抜粋文:
========================

自分にとって大事なことと相手にとって大事なこと

副題は「自分にできることと相手にできること」です。


ご指名(?)いただきましたので恒例の応答をさせていただきたいと思います。
ご指名にはできるだけ応答したいとは考えているんですが、時折応答を差し込める余地のないこともあったりして、そういう時はあえて応答しないようにしていますので、閲覧されている方におかれましてはそのあたりを意識して読んでいただければと思うことがあります。
「応答希望」とかあれば(それに気づけば)出来る範囲で応答させていただきます。それ以外の場合はいい加減判断による恣意的運用になりますということで。

TRPGと逸脱と再設計 - TRPGのススメ?
http://d.hatena.ne.jp/koutyalemon/20091107/p1

1コマ目の「ゲーム終了ね」まではギリギリGMの公式設計の想定の範囲内でのセッションだったのですが、「いやゲームは続行するわ」からの一連の台詞が"逸脱"。4コマ目の「そんなシナリオ即興で作れと!?」のシナリオを即興で作る部分が"再設計"にあたるかと思います。

========================

資料:
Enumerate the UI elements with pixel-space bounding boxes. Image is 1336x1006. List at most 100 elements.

========================

取り組む課題:
1. TRPGについての抜粋文で「」に囲まれている語句をすべて、出てくる順に挙げてください。
2. TRPGについての抜粋文の続きを、最後の文の後から書き継ぐ。

回答:
1.
自分にできることと相手にできること
応答希望
ゲーム終了ね
いやゲームは続行するわ
そんなシナリオ即興で作れと!?

2.
すみません、この部分でいう逸脱と再設計が、システムの話なのかシナリオの話なのか判然としなかったというか、文脈的にはシナリオの話だと思ったんですが、内容的にはシステムの話にも読みとれたので、この辺ちょっと区別して応答させていただきます。


上記の例にならってみると、「"シナリオとして"GMが用意していた範囲外の展開をPLが要求した」というのが逸脱であり、「それにGMが応えようとした場合に再設計が発生する」という意味で、ここではおそらくこの文脈で書かれている、と読みとりました。
ここで再設計が可能かどうかはGMの能力に依存します。参加者全体のリソースとして認識した場合、PLがGMを引き継ぐ(PLがやりたいことをPLが実現する)というような解決手段もあるので、必ずしもGMだけが再設計の責任を負うわけではありませんが、それはリソースの配分を変更するだけで、リソースが必要であることを回避するわけではないので、リソース問題として見た場合、「ない袖は振れない」という前提を持つことになります。
また、それが逸脱であるかどうかは、シナリオを用意したGMにしかこの場では判断できません。PLの要求に応答する形でGMがシナリオを開示することによって、PLは初めて自分の行為が逸脱であると認識できます。この情報が不均衡な状態において、PLの行動は「逸脱を意識しているとは言えない」という前提を持ちます。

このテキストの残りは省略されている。